(Saved entries)
════
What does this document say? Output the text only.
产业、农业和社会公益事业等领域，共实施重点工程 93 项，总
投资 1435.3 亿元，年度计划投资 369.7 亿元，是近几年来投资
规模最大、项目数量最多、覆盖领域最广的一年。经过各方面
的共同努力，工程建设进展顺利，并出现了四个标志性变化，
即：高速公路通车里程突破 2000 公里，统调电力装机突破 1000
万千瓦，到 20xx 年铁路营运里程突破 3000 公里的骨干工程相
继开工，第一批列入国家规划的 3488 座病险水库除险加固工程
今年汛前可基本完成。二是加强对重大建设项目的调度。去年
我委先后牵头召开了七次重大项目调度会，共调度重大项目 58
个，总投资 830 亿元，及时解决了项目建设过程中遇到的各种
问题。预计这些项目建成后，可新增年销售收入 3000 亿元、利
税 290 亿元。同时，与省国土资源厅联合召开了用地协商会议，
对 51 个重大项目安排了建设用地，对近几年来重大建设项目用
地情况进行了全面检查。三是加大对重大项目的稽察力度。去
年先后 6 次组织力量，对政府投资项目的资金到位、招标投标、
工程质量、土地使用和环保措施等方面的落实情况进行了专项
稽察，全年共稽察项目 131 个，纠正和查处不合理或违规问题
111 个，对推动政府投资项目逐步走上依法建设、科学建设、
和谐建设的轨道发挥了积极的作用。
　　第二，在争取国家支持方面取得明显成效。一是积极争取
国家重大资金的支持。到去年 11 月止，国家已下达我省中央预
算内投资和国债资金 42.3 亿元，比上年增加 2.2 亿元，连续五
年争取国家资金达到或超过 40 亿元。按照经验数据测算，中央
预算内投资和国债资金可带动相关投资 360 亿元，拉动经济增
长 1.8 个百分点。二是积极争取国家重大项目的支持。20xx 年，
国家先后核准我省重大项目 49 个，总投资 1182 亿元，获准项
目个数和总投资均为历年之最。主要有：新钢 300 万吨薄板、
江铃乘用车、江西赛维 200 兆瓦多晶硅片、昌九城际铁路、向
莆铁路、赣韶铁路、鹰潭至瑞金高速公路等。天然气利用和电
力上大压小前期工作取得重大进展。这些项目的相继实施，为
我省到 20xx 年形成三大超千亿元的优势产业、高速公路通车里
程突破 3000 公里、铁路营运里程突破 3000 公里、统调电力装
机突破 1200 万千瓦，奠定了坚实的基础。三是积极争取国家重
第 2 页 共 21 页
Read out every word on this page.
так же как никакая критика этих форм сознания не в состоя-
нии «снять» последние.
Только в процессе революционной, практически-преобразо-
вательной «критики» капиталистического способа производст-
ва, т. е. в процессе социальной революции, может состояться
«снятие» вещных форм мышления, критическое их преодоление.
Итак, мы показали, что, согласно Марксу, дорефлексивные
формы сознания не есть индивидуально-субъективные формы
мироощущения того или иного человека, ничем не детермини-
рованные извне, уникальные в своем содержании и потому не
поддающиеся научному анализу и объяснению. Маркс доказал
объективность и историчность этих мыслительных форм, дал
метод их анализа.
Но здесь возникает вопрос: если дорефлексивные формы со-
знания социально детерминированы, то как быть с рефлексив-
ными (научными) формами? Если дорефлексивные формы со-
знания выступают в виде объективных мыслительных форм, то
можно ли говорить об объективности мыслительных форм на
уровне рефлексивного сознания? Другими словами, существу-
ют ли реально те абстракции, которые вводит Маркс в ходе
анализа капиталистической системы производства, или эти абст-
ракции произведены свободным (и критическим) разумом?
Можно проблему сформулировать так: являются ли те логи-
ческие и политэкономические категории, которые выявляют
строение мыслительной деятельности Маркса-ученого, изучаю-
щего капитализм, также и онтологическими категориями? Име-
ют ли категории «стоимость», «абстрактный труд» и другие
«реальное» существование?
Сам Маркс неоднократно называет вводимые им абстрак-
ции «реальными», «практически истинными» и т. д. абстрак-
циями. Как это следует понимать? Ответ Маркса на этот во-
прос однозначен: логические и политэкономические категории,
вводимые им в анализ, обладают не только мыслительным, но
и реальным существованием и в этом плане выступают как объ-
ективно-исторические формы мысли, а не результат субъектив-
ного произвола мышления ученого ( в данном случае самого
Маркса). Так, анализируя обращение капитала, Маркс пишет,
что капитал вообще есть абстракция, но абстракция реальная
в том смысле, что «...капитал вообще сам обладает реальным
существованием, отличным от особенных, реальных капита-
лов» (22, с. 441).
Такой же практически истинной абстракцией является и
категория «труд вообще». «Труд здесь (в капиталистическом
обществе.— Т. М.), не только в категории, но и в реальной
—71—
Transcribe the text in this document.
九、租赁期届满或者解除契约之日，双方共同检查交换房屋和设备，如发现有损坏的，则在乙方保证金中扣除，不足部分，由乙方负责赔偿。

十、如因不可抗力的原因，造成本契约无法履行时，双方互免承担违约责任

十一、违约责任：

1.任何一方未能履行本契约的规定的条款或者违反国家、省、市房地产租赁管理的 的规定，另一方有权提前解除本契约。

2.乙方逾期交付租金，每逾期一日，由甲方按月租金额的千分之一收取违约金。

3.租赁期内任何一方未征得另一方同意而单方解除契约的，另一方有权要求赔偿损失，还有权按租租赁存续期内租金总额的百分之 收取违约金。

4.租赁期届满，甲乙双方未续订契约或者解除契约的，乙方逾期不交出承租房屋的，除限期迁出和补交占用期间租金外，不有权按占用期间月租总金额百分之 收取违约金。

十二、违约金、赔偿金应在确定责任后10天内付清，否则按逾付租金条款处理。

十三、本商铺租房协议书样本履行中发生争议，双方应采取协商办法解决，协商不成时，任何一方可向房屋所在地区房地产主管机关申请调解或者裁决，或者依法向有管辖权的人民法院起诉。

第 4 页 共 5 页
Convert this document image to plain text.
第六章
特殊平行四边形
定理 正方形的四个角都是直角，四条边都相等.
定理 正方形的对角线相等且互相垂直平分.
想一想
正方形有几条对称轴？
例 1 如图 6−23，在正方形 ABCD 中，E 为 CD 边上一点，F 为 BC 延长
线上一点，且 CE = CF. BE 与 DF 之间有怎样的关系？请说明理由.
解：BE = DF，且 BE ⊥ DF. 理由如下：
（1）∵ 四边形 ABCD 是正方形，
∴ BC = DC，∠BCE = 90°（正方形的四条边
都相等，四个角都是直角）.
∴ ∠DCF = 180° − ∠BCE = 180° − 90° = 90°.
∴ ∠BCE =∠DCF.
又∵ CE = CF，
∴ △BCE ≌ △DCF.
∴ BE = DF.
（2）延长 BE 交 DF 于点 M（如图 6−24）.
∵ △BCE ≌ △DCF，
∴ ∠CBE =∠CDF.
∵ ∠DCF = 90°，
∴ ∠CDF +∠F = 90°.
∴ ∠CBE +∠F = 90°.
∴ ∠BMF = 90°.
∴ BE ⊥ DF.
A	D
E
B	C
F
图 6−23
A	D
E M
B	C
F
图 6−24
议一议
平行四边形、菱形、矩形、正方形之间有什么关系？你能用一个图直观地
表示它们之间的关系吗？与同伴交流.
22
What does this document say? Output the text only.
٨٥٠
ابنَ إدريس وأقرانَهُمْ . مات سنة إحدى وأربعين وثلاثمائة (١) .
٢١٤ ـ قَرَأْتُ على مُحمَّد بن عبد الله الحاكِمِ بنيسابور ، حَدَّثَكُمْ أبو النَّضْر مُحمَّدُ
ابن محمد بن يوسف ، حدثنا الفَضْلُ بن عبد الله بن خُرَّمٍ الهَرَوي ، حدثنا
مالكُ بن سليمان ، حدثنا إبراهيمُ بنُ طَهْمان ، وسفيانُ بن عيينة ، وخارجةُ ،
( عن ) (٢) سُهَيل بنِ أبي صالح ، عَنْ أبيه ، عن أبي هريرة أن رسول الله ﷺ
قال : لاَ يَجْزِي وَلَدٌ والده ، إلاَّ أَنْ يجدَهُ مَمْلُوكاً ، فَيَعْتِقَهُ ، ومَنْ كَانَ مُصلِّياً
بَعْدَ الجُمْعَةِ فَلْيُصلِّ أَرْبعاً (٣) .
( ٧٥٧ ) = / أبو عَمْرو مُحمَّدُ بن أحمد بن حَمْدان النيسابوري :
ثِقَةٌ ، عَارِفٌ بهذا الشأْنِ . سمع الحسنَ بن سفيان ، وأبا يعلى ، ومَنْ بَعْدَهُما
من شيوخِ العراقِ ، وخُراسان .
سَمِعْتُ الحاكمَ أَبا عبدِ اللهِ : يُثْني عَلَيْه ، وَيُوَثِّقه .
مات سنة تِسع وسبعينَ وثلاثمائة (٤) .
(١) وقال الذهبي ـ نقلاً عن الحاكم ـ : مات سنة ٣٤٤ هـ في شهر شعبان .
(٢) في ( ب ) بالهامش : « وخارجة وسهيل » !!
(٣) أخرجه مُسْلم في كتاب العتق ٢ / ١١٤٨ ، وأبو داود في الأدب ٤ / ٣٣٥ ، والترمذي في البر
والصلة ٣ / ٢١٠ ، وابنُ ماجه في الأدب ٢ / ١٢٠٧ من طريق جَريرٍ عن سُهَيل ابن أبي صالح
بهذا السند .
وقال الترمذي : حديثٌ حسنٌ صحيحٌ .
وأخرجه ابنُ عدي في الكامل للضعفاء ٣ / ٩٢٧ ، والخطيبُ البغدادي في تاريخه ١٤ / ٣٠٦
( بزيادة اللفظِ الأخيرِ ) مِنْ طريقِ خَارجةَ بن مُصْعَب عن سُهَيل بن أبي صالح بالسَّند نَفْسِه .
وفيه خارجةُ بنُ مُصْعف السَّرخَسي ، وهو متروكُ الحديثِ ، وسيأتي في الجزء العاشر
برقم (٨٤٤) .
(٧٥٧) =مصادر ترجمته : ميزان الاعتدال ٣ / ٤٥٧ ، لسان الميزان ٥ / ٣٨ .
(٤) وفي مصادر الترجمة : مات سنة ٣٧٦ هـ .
════
PROBLEM REQUIREMENTS
From the listing above, return each line with the word "بهذا".

EXERCISE OUTPUT
ثِقَةٌ ، عَارِفٌ بهذا الشأْنِ . سمع الحسنَ بن سفيان ، وأبا يعلى ، ومَنْ بَعْدَهُما
بهذا السند .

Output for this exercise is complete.